Filter the entries and keep only the lines where the string "сельские" appears.

ENTRIES SUPPLIED →
::::::::::

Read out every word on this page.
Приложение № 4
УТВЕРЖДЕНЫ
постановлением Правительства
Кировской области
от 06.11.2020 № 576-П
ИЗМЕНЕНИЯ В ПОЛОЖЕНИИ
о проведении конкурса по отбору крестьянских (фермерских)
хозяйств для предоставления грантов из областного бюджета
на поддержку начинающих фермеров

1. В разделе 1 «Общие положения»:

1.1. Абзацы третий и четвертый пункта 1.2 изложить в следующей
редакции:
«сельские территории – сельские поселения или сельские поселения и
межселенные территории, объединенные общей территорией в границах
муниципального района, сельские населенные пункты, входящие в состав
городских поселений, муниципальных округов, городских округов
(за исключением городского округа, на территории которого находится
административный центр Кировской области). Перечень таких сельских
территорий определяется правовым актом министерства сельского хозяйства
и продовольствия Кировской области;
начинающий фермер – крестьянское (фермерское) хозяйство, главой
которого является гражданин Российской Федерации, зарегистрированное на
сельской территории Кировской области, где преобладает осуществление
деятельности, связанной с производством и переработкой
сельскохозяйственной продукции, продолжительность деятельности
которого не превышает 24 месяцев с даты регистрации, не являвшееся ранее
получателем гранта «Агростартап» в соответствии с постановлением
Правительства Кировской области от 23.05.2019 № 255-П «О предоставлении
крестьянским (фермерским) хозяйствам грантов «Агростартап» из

::::::::::

RESULT BELOW →
«сельские территории – сельские поселения или сельские поселения и
муниципального района, сельские населенные пункты, входящие в состав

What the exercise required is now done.